Pick out every line of the entries below where "工商企业管理" occurs, and copy those lines.

..........

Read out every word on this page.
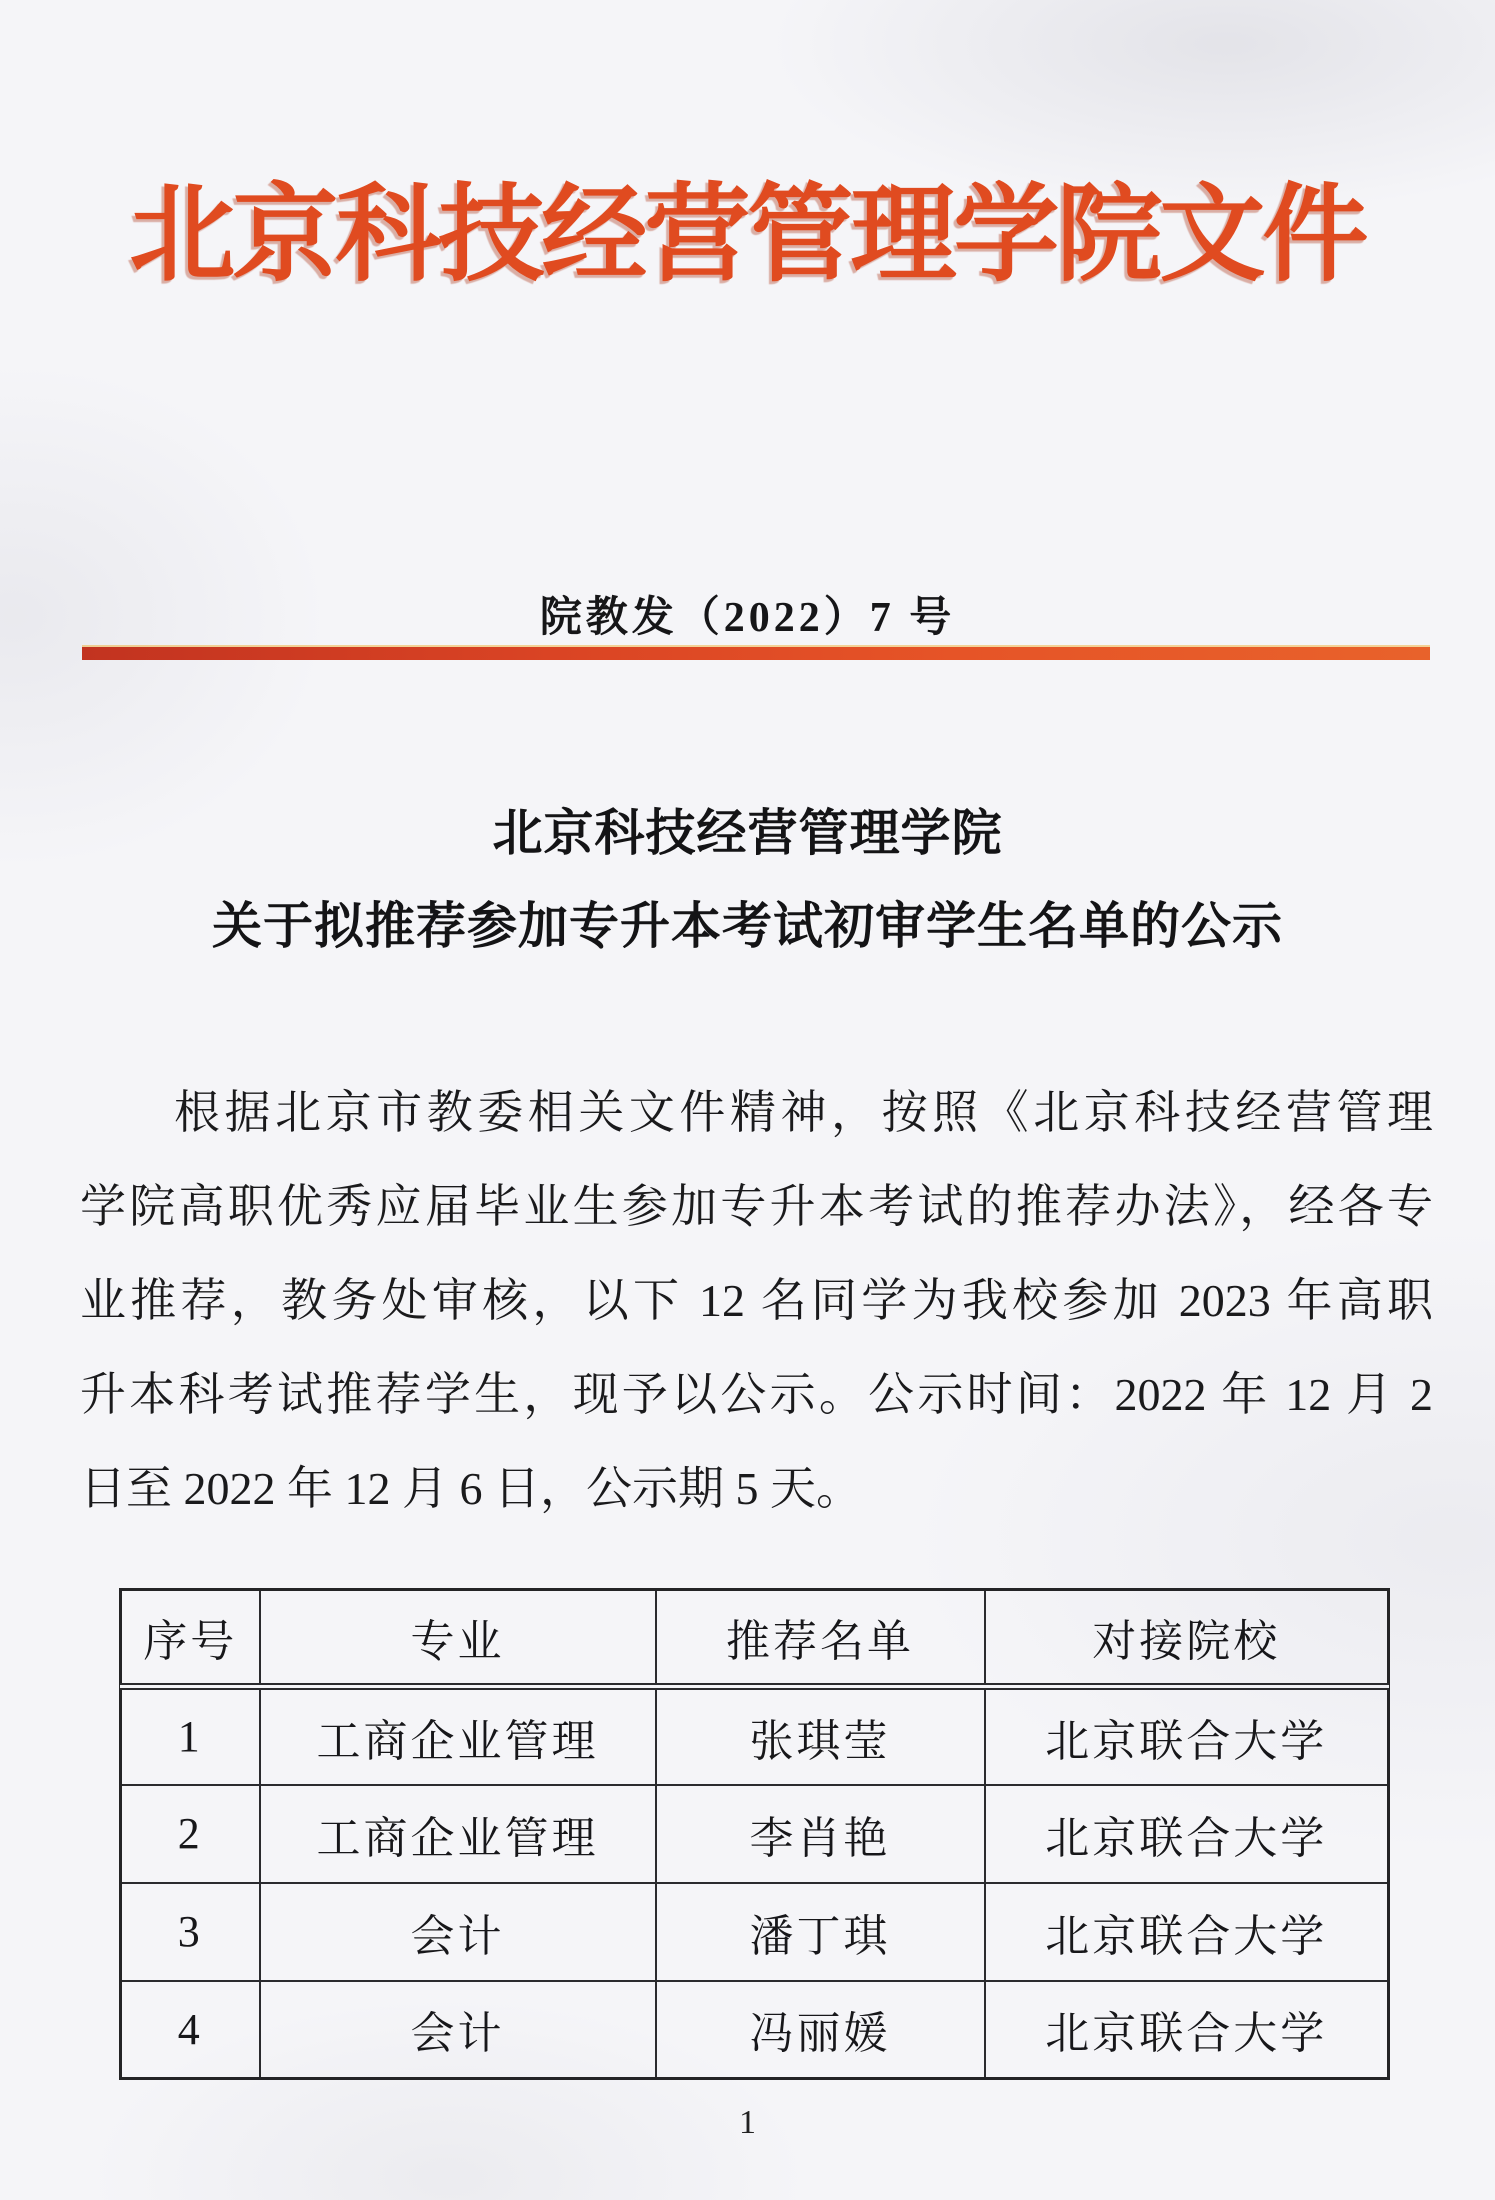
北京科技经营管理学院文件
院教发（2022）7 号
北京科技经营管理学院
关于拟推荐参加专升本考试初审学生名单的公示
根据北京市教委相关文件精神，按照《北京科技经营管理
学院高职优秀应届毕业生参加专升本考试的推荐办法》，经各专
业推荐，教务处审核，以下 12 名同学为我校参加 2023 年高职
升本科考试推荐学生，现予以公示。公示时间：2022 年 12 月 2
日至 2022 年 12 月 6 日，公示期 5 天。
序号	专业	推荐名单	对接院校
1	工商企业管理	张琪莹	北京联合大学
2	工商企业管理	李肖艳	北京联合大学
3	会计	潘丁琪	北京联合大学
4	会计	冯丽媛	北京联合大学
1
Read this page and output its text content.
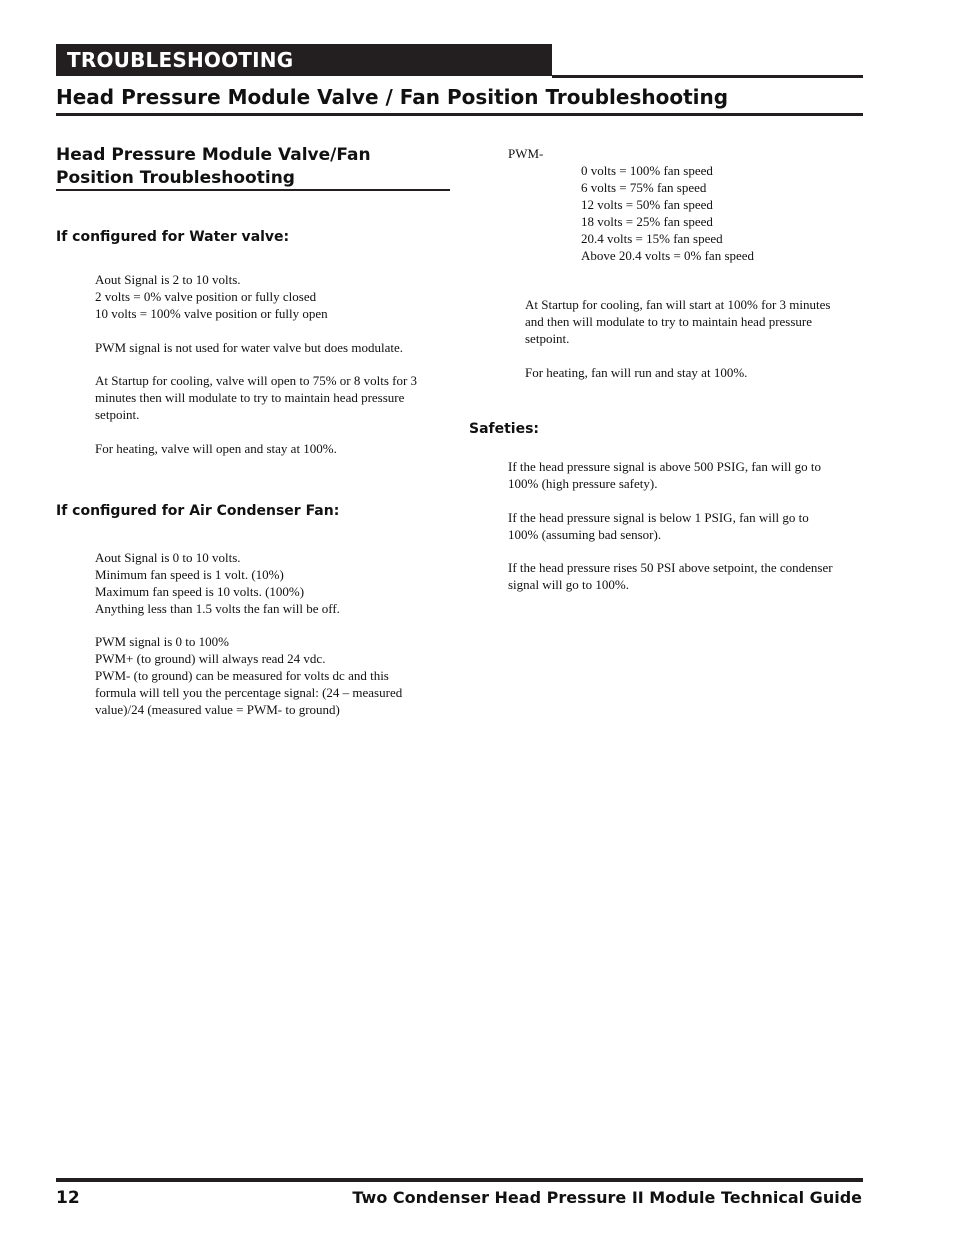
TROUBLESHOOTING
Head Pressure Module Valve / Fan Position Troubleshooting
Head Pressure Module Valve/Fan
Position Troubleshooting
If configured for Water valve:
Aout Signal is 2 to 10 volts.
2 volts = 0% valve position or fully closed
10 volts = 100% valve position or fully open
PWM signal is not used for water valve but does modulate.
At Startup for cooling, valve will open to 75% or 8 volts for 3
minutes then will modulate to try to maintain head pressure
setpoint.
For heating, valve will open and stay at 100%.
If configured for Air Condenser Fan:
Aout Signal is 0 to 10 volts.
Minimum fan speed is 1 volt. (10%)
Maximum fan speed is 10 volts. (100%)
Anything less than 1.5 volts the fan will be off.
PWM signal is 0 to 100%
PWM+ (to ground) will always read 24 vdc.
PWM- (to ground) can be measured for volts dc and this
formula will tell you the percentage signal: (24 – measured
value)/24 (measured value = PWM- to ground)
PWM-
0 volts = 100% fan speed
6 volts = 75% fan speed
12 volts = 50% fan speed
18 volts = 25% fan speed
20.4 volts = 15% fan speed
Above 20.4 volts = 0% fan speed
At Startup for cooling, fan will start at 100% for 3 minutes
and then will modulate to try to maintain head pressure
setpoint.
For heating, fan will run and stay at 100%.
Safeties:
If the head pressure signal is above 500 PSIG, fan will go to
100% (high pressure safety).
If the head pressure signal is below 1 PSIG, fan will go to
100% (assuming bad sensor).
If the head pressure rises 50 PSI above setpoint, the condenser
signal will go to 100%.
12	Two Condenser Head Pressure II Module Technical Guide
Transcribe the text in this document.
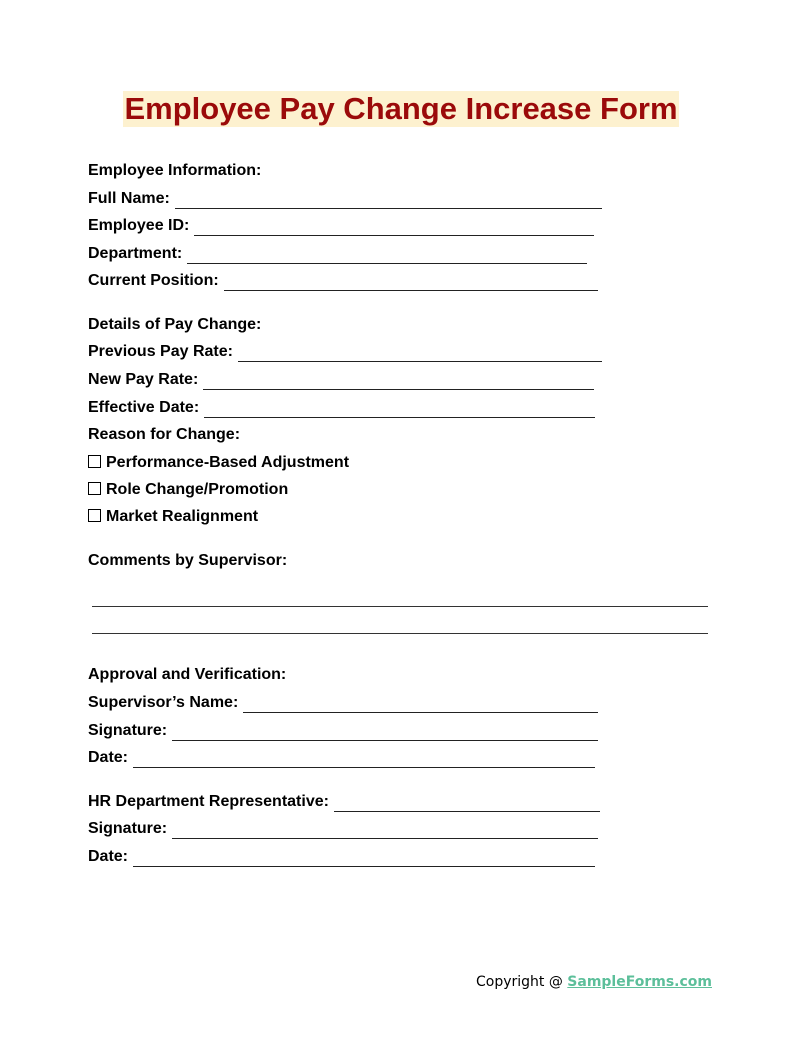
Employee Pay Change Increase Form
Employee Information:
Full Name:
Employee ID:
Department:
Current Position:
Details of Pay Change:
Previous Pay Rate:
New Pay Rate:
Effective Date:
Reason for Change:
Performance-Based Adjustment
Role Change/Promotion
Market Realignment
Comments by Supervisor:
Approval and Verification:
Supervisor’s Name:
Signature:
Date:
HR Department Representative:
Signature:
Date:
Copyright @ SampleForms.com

..........

## Worked answer
1	工商企业管理	张琪莹	北京联合大学
2	工商企业管理	李肖艳	北京联合大学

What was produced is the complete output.